-- begin --

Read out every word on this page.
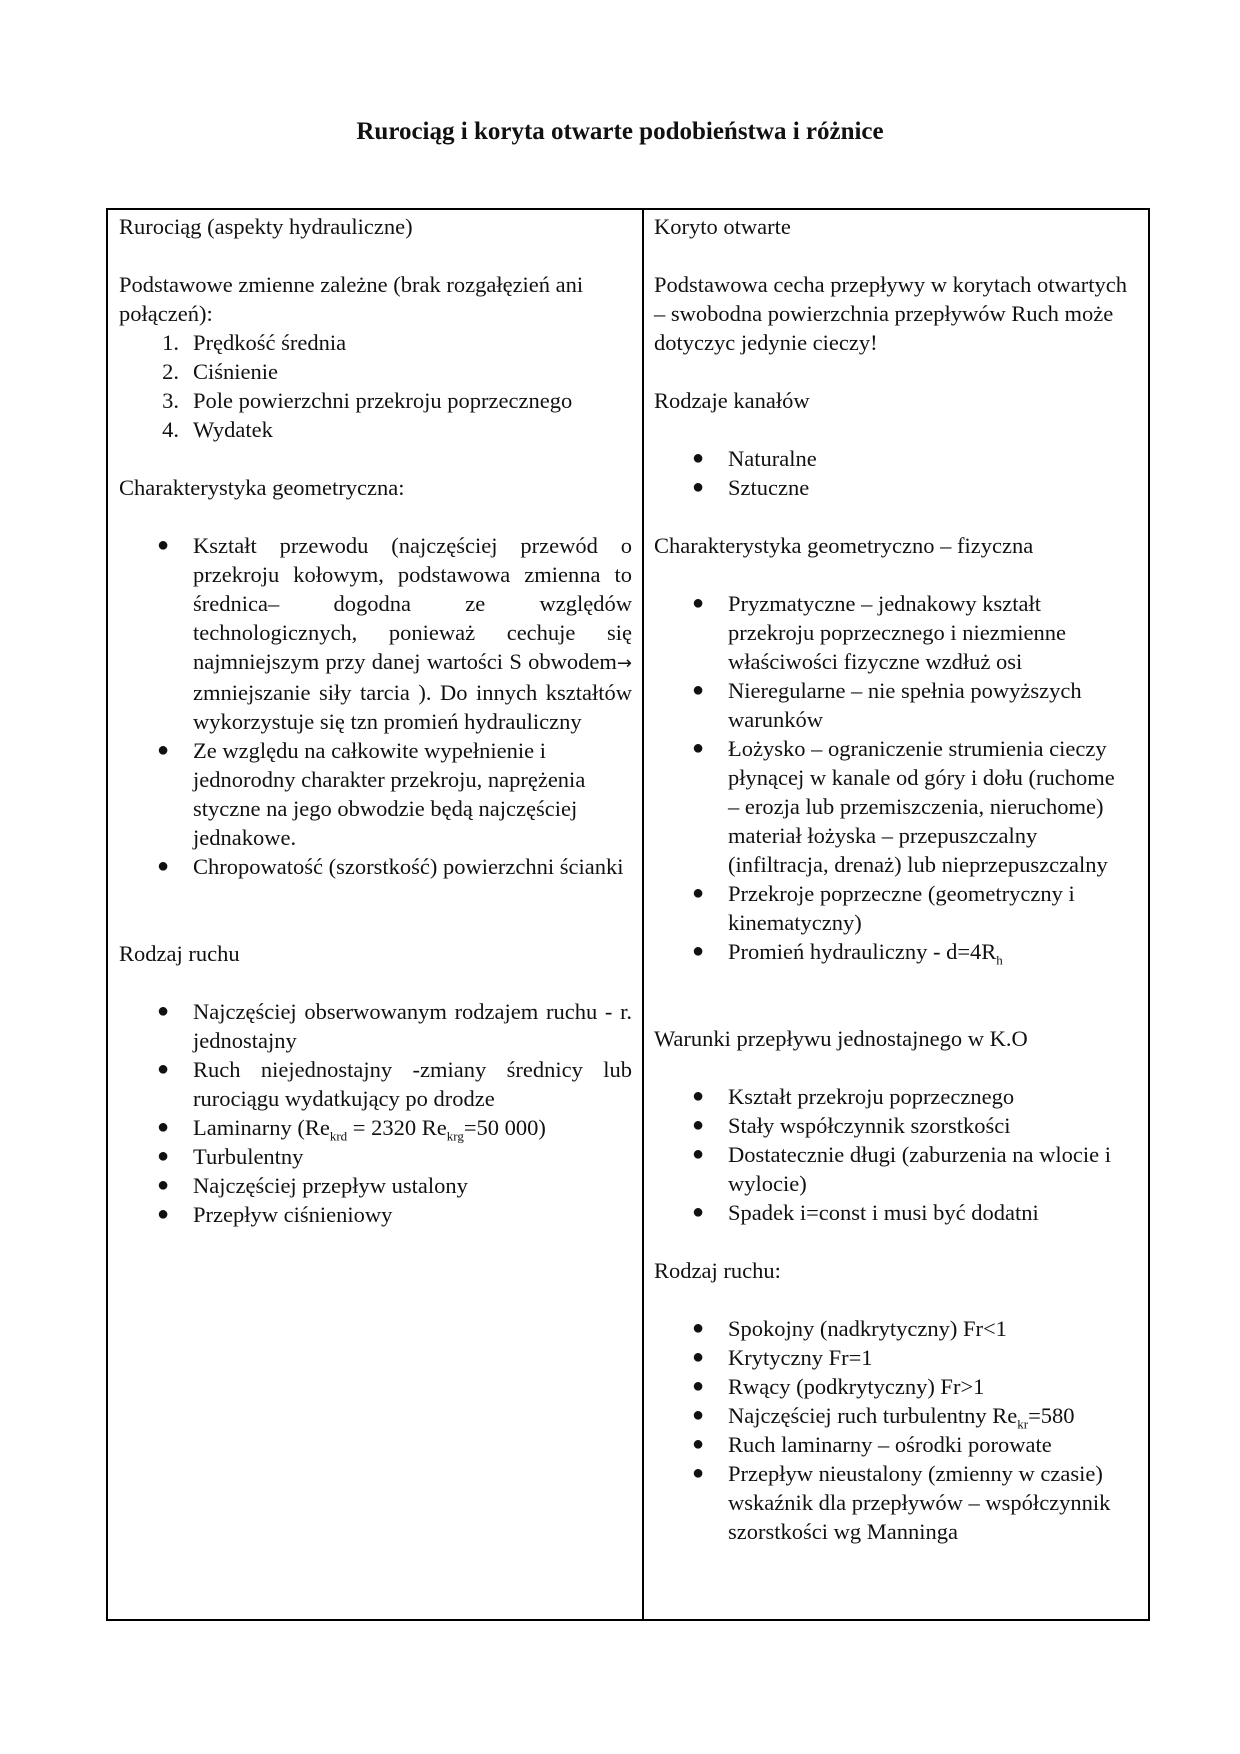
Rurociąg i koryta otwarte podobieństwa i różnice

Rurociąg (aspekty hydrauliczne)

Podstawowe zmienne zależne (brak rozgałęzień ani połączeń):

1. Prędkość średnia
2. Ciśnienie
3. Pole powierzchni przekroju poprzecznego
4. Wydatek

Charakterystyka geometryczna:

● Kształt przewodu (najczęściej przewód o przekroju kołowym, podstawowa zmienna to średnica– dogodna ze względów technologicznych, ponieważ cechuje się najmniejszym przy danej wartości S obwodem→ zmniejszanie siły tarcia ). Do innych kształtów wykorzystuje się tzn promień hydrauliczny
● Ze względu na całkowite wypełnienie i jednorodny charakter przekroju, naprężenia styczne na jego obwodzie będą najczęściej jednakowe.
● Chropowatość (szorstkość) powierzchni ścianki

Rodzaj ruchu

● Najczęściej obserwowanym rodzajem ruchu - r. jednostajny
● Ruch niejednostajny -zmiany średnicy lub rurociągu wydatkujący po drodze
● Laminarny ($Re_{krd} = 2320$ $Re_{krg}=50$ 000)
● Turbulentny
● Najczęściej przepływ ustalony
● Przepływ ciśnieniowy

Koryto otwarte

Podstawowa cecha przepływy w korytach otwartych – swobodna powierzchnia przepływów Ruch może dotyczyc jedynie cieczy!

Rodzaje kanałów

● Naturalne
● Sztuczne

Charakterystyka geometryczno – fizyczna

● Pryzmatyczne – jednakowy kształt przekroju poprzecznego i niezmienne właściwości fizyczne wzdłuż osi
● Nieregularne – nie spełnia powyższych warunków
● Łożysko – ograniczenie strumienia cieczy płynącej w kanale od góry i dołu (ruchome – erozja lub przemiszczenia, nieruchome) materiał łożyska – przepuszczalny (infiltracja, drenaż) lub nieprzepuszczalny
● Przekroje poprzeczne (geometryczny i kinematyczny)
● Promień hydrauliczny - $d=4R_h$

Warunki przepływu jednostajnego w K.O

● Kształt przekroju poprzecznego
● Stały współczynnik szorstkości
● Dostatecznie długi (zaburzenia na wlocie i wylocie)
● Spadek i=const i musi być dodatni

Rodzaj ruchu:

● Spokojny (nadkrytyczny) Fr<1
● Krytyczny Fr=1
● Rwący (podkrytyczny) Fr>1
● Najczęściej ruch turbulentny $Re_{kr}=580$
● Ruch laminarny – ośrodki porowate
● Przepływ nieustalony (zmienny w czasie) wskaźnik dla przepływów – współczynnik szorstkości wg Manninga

-- end --

**Exercise aim**
Reproduce every entry word for word, but omit the pictures.

**Solution**
Read out every word on this page.
Rurociąg i koryta otwarte podobieństwa i różnice

Rurociąg (aspekty hydrauliczne)

Podstawowe zmienne zależne (brak rozgałęzień ani połączeń):

1. Prędkość średnia
2. Ciśnienie
3. Pole powierzchni przekroju poprzecznego
4. Wydatek

Charakterystyka geometryczna:

● Kształt przewodu (najczęściej przewód o przekroju kołowym, podstawowa zmienna to średnica– dogodna ze względów technologicznych, ponieważ cechuje się najmniejszym przy danej wartości S obwodem→ zmniejszanie siły tarcia ). Do innych kształtów wykorzystuje się tzn promień hydrauliczny
● Ze względu na całkowite wypełnienie i jednorodny charakter przekroju, naprężenia styczne na jego obwodzie będą najczęściej jednakowe.
● Chropowatość (szorstkość) powierzchni ścianki

Rodzaj ruchu

● Najczęściej obserwowanym rodzajem ruchu - r. jednostajny
● Ruch niejednostajny -zmiany średnicy lub rurociągu wydatkujący po drodze
● Laminarny ($Re_{krd} = 2320$ $Re_{krg}=50$ 000)
● Turbulentny
● Najczęściej przepływ ustalony
● Przepływ ciśnieniowy

Koryto otwarte

Podstawowa cecha przepływy w korytach otwartych – swobodna powierzchnia przepływów Ruch może dotyczyc jedynie cieczy!

Rodzaje kanałów

● Naturalne
● Sztuczne

Charakterystyka geometryczno – fizyczna

● Pryzmatyczne – jednakowy kształt przekroju poprzecznego i niezmienne właściwości fizyczne wzdłuż osi
● Nieregularne – nie spełnia powyższych warunków
● Łożysko – ograniczenie strumienia cieczy płynącej w kanale od góry i dołu (ruchome – erozja lub przemiszczenia, nieruchome) materiał łożyska – przepuszczalny (infiltracja, drenaż) lub nieprzepuszczalny
● Przekroje poprzeczne (geometryczny i kinematyczny)
● Promień hydrauliczny - $d=4R_h$

Warunki przepływu jednostajnego w K.O

● Kształt przekroju poprzecznego
● Stały współczynnik szorstkości
● Dostatecznie długi (zaburzenia na wlocie i wylocie)
● Spadek i=const i musi być dodatni

Rodzaj ruchu:

● Spokojny (nadkrytyczny) Fr<1
● Krytyczny Fr=1
● Rwący (podkrytyczny) Fr>1
● Najczęściej ruch turbulentny $Re_{kr}=580$
● Ruch laminarny – ośrodki porowate
● Przepływ nieustalony (zmienny w czasie) wskaźnik dla przepływów – współczynnik szorstkości wg Manninga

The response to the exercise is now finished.